Raw data

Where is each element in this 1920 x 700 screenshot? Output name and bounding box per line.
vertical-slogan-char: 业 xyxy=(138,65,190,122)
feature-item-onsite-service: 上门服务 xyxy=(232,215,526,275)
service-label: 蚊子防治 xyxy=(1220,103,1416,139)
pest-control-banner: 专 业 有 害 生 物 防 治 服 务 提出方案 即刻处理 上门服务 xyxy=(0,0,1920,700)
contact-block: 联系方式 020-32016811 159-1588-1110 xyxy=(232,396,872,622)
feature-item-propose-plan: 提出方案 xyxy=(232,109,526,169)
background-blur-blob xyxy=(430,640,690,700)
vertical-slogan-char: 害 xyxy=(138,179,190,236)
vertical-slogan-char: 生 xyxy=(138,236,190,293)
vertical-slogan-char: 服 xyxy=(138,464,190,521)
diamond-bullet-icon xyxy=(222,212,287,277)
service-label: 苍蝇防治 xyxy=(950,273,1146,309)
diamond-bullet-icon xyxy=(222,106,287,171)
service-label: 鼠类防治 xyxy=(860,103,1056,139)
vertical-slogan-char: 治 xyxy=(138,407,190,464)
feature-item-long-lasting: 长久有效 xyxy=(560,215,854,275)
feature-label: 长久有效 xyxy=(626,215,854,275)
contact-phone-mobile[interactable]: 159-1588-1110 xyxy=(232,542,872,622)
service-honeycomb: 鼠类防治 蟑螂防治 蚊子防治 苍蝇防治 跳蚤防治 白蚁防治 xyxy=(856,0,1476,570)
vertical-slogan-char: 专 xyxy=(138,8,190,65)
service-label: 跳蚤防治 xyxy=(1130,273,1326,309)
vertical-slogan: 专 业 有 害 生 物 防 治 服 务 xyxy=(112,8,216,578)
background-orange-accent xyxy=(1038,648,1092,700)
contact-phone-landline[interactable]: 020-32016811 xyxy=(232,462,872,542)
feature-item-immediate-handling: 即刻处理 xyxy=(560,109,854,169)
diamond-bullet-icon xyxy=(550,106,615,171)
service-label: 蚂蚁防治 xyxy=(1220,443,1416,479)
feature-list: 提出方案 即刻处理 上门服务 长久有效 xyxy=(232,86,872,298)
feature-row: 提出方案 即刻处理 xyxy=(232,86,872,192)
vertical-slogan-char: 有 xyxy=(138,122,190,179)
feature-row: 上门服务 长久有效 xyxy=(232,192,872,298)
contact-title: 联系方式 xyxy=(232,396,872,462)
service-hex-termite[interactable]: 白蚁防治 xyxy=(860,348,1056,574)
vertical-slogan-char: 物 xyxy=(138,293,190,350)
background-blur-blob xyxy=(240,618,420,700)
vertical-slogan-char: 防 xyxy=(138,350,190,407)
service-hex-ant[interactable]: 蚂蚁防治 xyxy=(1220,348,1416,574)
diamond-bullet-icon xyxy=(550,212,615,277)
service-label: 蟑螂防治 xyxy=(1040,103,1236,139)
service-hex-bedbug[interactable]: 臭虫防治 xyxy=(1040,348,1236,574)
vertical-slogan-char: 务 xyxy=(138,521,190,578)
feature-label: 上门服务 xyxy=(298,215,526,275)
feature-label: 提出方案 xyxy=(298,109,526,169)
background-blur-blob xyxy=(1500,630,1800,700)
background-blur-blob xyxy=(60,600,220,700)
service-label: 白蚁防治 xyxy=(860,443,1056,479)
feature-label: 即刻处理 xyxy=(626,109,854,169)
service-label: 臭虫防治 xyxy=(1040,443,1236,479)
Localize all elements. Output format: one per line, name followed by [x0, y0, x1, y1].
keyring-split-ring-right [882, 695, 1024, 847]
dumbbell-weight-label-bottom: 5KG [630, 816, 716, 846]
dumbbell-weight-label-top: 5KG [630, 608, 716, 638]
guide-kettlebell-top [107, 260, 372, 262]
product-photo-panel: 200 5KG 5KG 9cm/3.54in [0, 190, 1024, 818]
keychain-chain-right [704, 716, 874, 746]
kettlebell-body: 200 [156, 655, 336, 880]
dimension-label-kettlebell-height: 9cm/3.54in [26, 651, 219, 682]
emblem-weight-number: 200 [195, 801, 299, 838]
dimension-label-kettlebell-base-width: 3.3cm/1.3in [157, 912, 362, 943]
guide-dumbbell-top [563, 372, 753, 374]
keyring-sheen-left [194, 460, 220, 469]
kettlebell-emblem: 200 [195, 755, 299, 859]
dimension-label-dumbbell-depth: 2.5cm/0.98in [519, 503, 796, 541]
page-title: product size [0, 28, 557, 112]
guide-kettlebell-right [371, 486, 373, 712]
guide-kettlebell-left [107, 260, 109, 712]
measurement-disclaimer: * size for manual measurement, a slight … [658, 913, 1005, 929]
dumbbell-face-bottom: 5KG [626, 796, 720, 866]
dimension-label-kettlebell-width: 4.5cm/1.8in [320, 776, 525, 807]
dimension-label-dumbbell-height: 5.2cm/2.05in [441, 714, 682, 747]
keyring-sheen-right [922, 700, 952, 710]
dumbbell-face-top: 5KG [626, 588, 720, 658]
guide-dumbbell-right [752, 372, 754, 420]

Job
Render every line of the records above as a JSON list of strings, with one string for each line and any blank lines omitted.

Response below
[
  "Where is each element in this 1920 x 700 screenshot? Output name and bounding box per line.",
  "vertical-slogan-char: 业 xyxy=(138,65,190,122)",
  "feature-item-onsite-service: 上门服务 xyxy=(232,215,526,275)",
  "service-label: 蚊子防治 xyxy=(1220,103,1416,139)",
  "pest-control-banner: 专 业 有 害 生 物 防 治 服 务 提出方案 即刻处理 上门服务 xyxy=(0,0,1920,700)",
  "contact-block: 联系方式 020-32016811 159-1588-1110 xyxy=(232,396,872,622)",
  "feature-item-propose-plan: 提出方案 xyxy=(232,109,526,169)",
  "background-blur-blob xyxy=(430,640,690,700)",
  "vertical-slogan-char: 害 xyxy=(138,179,190,236)",
  "vertical-slogan-char: 生 xyxy=(138,236,190,293)",
  "vertical-slogan-char: 服 xyxy=(138,464,190,521)",
  "diamond-bullet-icon xyxy=(222,212,287,277)",
  "service-label: 苍蝇防治 xyxy=(950,273,1146,309)",
  "diamond-bullet-icon xyxy=(222,106,287,171)",
  "service-label: 鼠类防治 xyxy=(860,103,1056,139)",
  "vertical-slogan-char: 治 xyxy=(138,407,190,464)",
  "feature-item-long-lasting: 长久有效 xyxy=(560,215,854,275)",
  "feature-label: 长久有效 xyxy=(626,215,854,275)",
  "contact-phone-mobile[interactable]: 159-1588-1110 xyxy=(232,542,872,622)",
  "service-honeycomb: 鼠类防治 蟑螂防治 蚊子防治 苍蝇防治 跳蚤防治 白蚁防治 xyxy=(856,0,1476,570)",
  "vertical-slogan-char: 专 xyxy=(138,8,190,65)",
  "service-label: 跳蚤防治 xyxy=(1130,273,1326,309)",
  "vertical-slogan: 专 业 有 害 生 物 防 治 服 务 xyxy=(112,8,216,578)",
  "background-orange-accent xyxy=(1038,648,1092,700)",
  "contact-phone-landline[interactable]: 020-32016811 xyxy=(232,462,872,542)",
  "feature-item-immediate-handling: 即刻处理 xyxy=(560,109,854,169)",
  "diamond-bullet-icon xyxy=(550,106,615,171)",
  "service-label: 蚂蚁防治 xyxy=(1220,443,1416,479)",
  "feature-list: 提出方案 即刻处理 上门服务 长久有效 xyxy=(232,86,872,298)",
  "feature-row: 提出方案 即刻处理 xyxy=(232,86,872,192)",
  "vertical-slogan-char: 有 xyxy=(138,122,190,179)",
  "feature-row: 上门服务 长久有效 xyxy=(232,192,872,298)",
  "contact-title: 联系方式 xyxy=(232,396,872,462)",
  "service-hex-termite[interactable]: 白蚁防治 xyxy=(860,348,1056,574)",
  "vertical-slogan-char: 物 xyxy=(138,293,190,350)",
  "background-blur-blob xyxy=(240,618,420,700)",
  "vertical-slogan-char: 防 xyxy=(138,350,190,407)",
  "service-hex-ant[interactable]: 蚂蚁防治 xyxy=(1220,348,1416,574)",
  "diamond-bullet-icon xyxy=(550,212,615,277)",
  "service-label: 蟑螂防治 xyxy=(1040,103,1236,139)",
  "service-hex-bedbug[interactable]: 臭虫防治 xyxy=(1040,348,1236,574)",
  "vertical-slogan-char: 务 xyxy=(138,521,190,578)",
  "feature-label: 上门服务 xyxy=(298,215,526,275)",
  "feature-label: 提出方案 xyxy=(298,109,526,169)",
  "background-blur-blob xyxy=(1500,630,1800,700)",
  "background-blur-blob xyxy=(60,600,220,700)",
  "service-label: 白蚁防治 xyxy=(860,443,1056,479)",
  "feature-label: 即刻处理 xyxy=(626,109,854,169)",
  "service-label: 臭虫防治 xyxy=(1040,443,1236,479)",
  "Localize all elements. Output format: one per line, name followed by [x0, y0, x1, y1].",
  "keyring-split-ring-right [882, 695, 1024, 847]",
  "dumbbell-weight-label-bottom: 5KG [630, 816, 716, 846]",
  "dumbbell-weight-label-top: 5KG [630, 608, 716, 638]",
  "guide-kettlebell-top [107, 260, 372, 262]",
  "product-photo-panel: 200 5KG 5KG 9cm/3.54in [0, 190, 1024, 818]",
  "keychain-chain-right [704, 716, 874, 746]",
  "kettlebell-body: 200 [156, 655, 336, 880]",
  "dimension-label-kettlebell-height: 9cm/3.54in [26, 651, 219, 682]",
  "emblem-weight-number: 200 [195, 801, 299, 838]",
  "dimension-label-kettlebell-base-width: 3.3cm/1.3in [157, 912, 362, 943]",
  "guide-dumbbell-top [563, 372, 753, 374]",
  "keyring-sheen-left [194, 460, 220, 469]",
  "kettlebell-emblem: 200 [195, 755, 299, 859]",
  "dimension-label-dumbbell-depth: 2.5cm/0.98in [519, 503, 796, 541]",
  "page-title: product size [0, 28, 557, 112]",
  "guide-kettlebell-right [371, 486, 373, 712]",
  "guide-kettlebell-left [107, 260, 109, 712]",
  "measurement-disclaimer: * size for manual measurement, a slight … [658, 913, 1005, 929]",
  "dumbbell-face-bottom: 5KG [626, 796, 720, 866]",
  "dimension-label-kettlebell-width: 4.5cm/1.8in [320, 776, 525, 807]",
  "dimension-label-dumbbell-height: 5.2cm/2.05in [441, 714, 682, 747]",
  "keyring-sheen-right [922, 700, 952, 710]",
  "dumbbell-face-top: 5KG [626, 588, 720, 658]",
  "guide-dumbbell-right [752, 372, 754, 420]"
]